===== Input data =====

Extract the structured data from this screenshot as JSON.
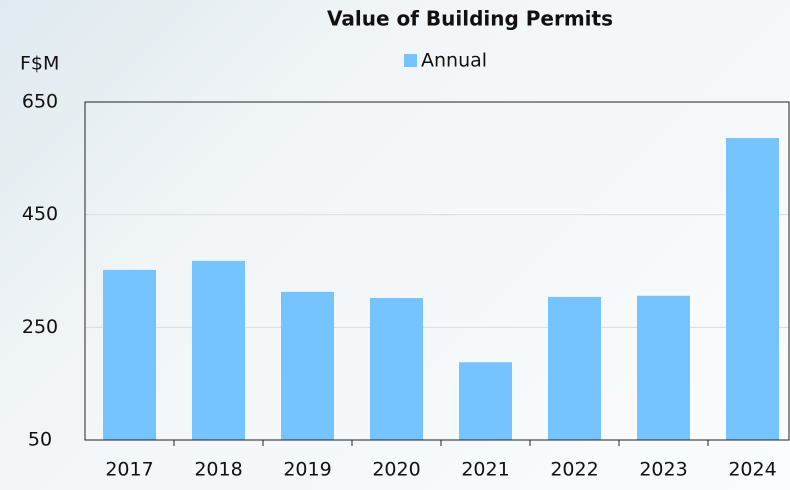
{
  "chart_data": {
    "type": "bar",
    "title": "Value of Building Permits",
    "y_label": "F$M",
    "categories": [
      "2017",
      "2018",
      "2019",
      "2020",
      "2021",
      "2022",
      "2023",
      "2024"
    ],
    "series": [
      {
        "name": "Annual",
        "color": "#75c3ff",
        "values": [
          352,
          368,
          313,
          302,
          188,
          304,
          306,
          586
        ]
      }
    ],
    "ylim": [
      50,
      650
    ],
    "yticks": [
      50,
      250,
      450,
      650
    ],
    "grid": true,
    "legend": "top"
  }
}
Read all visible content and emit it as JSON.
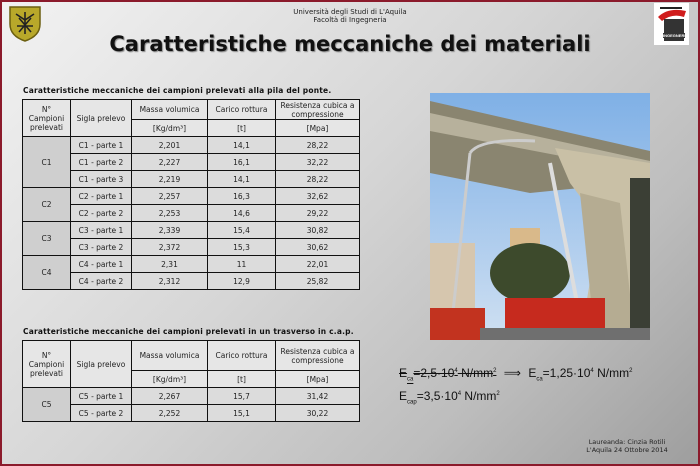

=====
===== Input data =====

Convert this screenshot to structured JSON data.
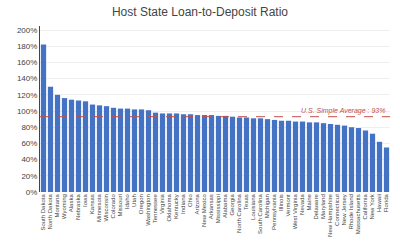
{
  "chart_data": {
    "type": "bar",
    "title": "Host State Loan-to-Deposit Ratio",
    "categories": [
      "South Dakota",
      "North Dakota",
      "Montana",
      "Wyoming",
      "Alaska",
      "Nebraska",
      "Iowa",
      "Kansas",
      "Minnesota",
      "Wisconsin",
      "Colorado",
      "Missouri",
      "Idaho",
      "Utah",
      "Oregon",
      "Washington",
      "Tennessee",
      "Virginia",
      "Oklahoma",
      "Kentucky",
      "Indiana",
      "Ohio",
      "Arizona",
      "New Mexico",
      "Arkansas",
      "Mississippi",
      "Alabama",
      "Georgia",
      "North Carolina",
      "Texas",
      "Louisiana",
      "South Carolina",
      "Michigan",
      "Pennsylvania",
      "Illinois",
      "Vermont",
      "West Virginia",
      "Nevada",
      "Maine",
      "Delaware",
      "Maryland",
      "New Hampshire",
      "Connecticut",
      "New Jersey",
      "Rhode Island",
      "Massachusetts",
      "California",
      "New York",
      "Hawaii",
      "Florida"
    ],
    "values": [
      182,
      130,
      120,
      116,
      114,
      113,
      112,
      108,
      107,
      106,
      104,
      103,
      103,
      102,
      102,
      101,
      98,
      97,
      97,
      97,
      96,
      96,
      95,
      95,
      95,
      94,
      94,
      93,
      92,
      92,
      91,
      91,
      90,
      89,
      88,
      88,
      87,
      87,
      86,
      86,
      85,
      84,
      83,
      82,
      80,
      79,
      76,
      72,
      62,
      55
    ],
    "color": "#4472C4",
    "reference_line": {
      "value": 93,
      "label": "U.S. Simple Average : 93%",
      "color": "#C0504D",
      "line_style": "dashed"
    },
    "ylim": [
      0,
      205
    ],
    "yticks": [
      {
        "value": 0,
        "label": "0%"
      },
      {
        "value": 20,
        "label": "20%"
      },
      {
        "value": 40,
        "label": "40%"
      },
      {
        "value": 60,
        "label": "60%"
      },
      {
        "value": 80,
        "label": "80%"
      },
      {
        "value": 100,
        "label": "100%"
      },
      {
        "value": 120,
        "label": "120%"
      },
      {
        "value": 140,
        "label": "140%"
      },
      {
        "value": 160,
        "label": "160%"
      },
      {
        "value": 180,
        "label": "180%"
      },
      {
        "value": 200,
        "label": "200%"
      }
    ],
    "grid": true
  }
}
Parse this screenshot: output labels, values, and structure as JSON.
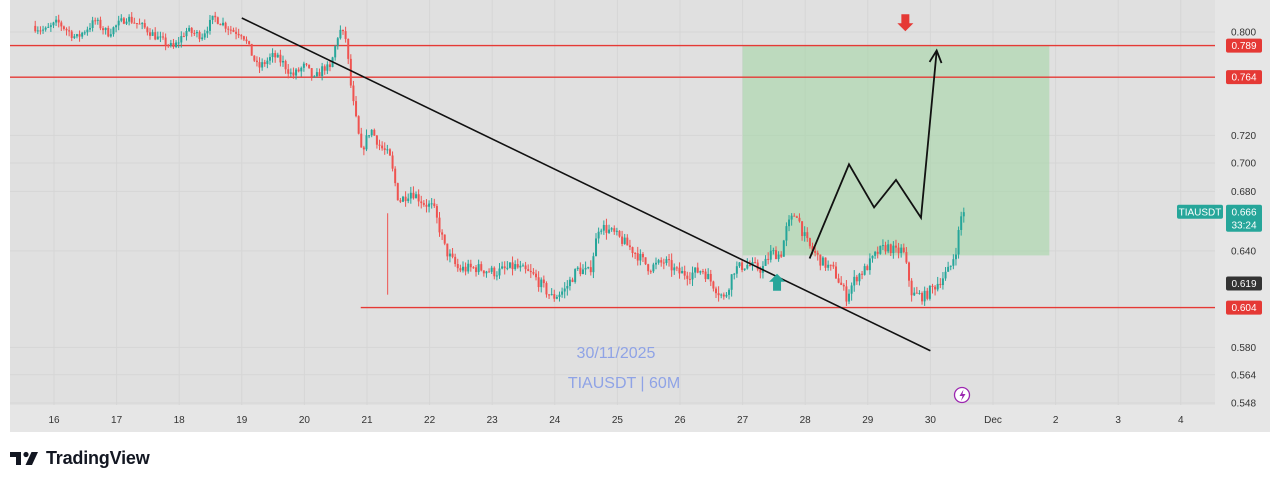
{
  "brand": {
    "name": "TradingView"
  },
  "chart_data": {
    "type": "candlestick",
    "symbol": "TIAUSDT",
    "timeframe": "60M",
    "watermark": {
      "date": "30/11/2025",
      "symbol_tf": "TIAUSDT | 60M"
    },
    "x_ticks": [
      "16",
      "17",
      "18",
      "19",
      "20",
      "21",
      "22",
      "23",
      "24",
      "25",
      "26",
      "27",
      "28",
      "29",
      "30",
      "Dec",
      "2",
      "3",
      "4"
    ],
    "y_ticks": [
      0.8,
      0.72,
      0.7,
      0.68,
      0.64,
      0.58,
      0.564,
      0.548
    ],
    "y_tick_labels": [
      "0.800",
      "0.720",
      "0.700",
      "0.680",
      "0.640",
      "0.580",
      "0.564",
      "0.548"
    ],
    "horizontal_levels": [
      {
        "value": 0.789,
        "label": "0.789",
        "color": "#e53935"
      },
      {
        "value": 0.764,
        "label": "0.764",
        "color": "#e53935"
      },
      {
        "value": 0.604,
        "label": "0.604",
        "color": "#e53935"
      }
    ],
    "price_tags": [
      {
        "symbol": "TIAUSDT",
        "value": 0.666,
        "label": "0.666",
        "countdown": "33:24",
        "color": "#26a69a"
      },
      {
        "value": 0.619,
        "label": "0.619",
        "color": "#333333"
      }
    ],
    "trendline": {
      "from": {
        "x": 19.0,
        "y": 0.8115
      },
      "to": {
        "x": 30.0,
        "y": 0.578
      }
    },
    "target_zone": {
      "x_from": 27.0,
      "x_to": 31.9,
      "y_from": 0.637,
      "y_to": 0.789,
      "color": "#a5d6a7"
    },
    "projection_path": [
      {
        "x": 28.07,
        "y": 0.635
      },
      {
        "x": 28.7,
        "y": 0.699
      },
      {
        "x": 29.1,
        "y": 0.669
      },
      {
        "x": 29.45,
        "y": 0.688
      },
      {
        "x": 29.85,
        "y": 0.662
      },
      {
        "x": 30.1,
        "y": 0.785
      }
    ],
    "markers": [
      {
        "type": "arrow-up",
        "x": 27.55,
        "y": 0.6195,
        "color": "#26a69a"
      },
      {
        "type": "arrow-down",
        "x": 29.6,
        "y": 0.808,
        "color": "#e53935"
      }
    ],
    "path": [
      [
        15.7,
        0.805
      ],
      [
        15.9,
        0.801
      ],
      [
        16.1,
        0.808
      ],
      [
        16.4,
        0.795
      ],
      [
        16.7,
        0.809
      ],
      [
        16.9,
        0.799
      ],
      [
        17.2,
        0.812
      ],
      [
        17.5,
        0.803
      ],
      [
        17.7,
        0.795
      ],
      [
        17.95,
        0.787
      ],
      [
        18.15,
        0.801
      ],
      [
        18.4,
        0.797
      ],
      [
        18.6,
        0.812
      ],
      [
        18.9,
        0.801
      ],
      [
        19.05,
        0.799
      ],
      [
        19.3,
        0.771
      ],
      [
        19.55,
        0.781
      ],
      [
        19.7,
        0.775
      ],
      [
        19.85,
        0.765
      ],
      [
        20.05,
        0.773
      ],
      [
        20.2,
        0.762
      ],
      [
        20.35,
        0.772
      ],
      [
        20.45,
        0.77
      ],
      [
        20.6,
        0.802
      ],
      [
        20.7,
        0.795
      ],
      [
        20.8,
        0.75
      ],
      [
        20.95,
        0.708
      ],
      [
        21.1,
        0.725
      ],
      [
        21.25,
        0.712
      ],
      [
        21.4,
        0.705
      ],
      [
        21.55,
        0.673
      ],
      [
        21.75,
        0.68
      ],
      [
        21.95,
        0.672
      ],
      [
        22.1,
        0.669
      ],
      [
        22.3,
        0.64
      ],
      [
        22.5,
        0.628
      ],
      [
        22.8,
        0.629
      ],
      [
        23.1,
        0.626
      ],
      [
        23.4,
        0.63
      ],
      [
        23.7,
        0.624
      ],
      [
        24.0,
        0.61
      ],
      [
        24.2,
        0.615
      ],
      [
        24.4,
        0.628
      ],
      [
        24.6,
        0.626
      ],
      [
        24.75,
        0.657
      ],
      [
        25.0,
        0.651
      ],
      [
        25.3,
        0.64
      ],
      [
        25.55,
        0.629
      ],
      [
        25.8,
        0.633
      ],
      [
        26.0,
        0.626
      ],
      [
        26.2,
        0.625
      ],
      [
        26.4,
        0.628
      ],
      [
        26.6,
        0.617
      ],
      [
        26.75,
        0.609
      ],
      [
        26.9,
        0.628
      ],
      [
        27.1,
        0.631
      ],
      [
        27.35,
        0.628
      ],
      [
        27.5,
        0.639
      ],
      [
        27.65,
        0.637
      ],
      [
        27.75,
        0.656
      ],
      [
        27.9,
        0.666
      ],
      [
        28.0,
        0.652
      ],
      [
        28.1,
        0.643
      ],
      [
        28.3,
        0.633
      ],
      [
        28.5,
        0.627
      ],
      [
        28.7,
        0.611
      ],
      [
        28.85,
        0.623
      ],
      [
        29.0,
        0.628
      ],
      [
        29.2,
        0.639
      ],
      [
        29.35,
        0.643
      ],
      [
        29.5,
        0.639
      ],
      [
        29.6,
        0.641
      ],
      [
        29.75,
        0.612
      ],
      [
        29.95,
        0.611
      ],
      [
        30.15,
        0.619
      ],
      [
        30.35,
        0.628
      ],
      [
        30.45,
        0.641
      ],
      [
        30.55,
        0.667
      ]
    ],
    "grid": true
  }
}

=====
===== Input data =====

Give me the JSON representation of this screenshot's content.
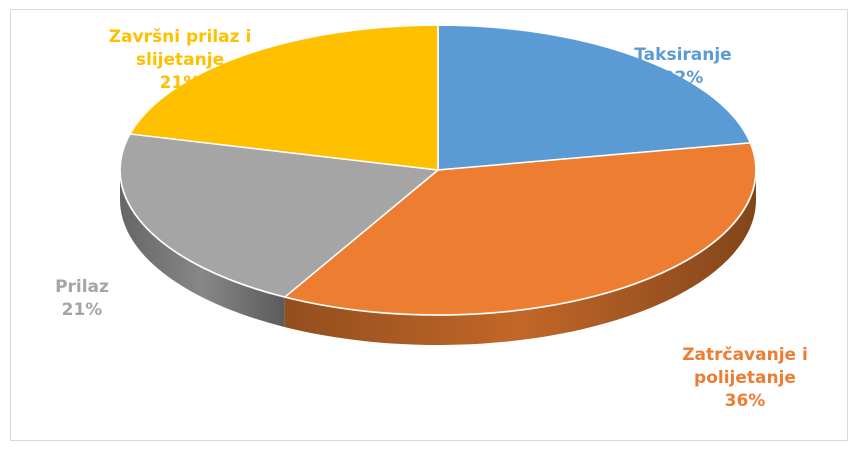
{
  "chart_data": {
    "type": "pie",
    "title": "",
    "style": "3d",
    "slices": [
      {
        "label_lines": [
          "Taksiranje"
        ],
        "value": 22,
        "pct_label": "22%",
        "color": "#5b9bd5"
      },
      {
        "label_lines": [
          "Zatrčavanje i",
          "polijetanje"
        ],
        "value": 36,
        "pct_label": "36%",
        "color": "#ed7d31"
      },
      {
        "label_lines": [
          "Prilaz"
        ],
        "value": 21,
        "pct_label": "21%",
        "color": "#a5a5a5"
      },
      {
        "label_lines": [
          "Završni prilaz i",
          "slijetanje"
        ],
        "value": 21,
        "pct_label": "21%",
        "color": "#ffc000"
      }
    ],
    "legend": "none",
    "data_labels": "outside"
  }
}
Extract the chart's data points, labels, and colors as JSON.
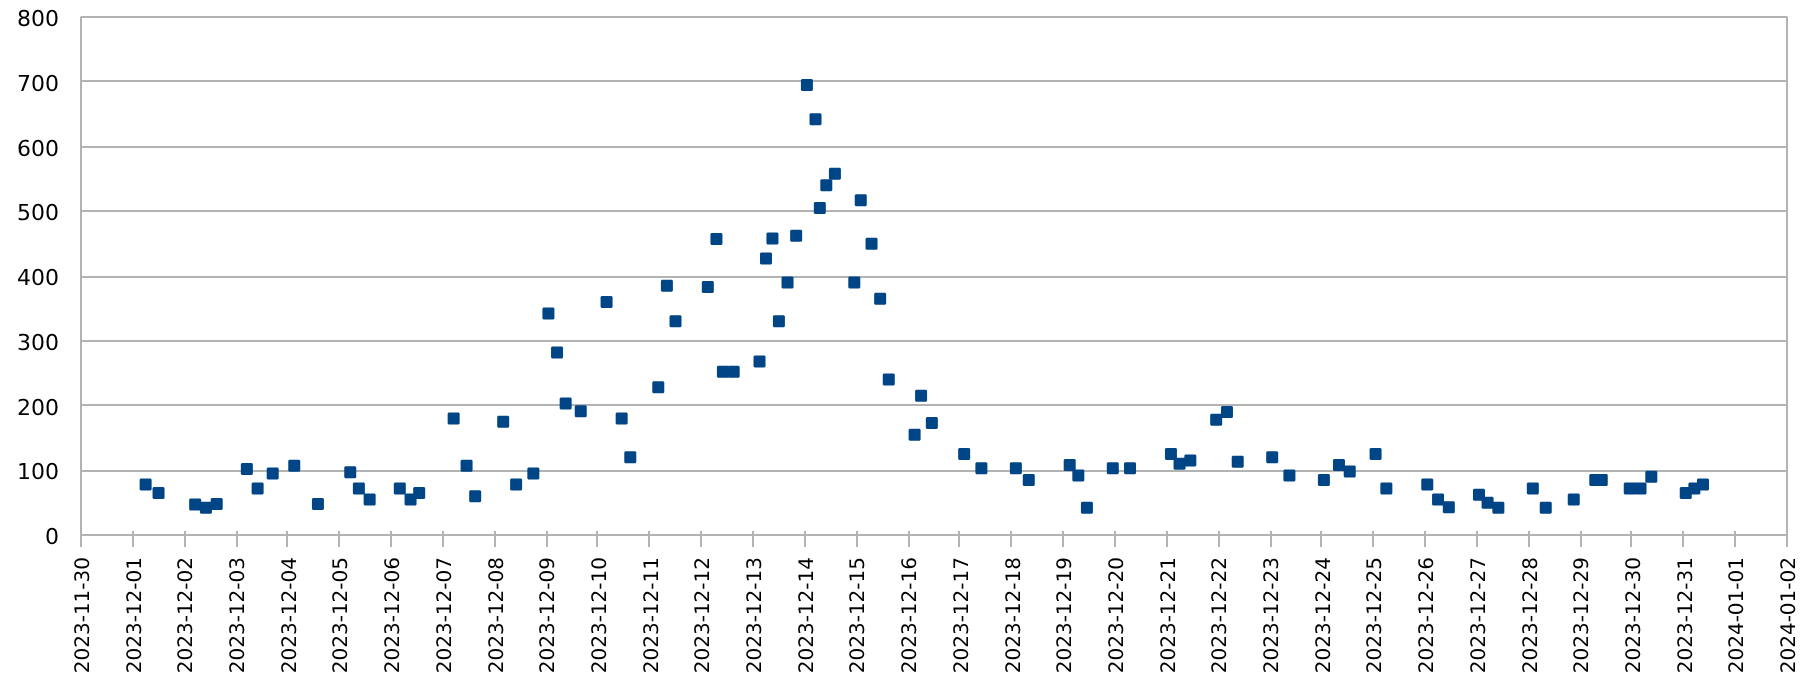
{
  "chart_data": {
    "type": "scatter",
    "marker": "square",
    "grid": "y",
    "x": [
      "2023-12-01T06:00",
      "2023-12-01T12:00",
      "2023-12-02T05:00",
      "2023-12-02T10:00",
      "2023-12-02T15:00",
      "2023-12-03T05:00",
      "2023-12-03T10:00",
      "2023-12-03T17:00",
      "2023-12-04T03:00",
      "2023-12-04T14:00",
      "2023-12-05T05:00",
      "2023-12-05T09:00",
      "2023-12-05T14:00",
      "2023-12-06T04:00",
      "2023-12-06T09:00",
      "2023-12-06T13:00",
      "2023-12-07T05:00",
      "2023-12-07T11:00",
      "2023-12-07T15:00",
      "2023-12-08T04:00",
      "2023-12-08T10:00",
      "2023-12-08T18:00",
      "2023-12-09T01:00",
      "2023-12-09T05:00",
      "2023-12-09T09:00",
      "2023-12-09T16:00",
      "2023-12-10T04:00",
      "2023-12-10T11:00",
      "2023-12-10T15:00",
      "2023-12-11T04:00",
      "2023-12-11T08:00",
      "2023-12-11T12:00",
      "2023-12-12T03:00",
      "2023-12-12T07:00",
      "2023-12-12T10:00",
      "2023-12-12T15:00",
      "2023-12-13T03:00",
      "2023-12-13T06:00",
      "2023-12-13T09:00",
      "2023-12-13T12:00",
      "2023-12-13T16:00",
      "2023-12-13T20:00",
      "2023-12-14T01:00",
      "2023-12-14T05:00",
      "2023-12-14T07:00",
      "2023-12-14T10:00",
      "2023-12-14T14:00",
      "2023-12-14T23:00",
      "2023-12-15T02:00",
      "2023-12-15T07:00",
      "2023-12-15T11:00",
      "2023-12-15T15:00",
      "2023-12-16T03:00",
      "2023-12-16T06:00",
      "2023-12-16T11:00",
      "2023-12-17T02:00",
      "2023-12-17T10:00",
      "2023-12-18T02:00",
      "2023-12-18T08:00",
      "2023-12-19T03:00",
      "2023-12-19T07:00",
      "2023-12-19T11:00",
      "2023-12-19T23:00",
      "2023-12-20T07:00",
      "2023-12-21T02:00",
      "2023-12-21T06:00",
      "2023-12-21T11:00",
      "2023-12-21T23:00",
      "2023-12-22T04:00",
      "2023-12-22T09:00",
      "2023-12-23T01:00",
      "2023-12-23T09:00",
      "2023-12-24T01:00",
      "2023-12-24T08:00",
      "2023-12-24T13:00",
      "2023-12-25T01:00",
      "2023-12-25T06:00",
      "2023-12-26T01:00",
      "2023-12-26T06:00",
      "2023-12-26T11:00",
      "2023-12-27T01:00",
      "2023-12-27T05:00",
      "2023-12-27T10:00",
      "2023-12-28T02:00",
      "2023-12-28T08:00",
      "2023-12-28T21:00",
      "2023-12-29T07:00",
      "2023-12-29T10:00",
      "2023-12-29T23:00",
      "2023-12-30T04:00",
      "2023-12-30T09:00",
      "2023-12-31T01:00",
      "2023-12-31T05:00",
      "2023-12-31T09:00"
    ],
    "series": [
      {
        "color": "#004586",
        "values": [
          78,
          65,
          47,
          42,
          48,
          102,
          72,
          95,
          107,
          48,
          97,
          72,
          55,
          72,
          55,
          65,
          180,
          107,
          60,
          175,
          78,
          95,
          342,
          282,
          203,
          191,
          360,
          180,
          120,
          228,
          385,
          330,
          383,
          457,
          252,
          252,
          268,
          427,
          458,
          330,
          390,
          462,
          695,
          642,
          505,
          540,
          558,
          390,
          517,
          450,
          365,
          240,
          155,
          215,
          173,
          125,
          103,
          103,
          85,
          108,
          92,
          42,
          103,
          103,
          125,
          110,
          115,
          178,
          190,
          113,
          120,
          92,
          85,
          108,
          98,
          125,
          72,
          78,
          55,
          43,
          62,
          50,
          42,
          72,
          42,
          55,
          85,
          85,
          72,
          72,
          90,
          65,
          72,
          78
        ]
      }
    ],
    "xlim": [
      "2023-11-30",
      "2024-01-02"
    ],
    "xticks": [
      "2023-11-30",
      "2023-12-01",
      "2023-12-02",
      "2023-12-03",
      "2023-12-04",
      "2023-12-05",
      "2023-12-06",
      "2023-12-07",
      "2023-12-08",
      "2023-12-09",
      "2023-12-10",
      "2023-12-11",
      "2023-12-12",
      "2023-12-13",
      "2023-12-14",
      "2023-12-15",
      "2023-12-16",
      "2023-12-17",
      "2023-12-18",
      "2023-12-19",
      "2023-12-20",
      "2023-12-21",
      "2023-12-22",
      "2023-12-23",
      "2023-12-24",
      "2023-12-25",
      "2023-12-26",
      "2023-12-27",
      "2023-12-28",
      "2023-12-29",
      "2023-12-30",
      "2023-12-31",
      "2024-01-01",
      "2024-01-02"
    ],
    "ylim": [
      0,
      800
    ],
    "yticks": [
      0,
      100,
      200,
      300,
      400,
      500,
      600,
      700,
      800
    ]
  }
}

=====

Exercise details
Skip the pictures and repeat, word for word, the lines from the one containing "Extract the structured" to the one containing "Read all visible content and emit it as JSON.", keeping both of those lines.

Worked solution
Extract the structured data from this screenshot as JSON.
{
  "chart_data": {
    "type": "bar",
    "title": "Value of Building Permits",
    "y_label": "F$M",
    "categories": [
      "2017",
      "2018",
      "2019",
      "2020",
      "2021",
      "2022",
      "2023",
      "2024"
    ],
    "series": [
      {
        "name": "Annual",
        "color": "#75c3ff",
        "values": [
          352,
          368,
          313,
          302,
          188,
          304,
          306,
          586
        ]
      }
    ],
    "ylim": [
      50,
      650
    ],
    "yticks": [
      50,
      250,
      450,
      650
    ],
    "grid": true,
    "legend": "top"
  }
}
Read all visible content and emit it as JSON.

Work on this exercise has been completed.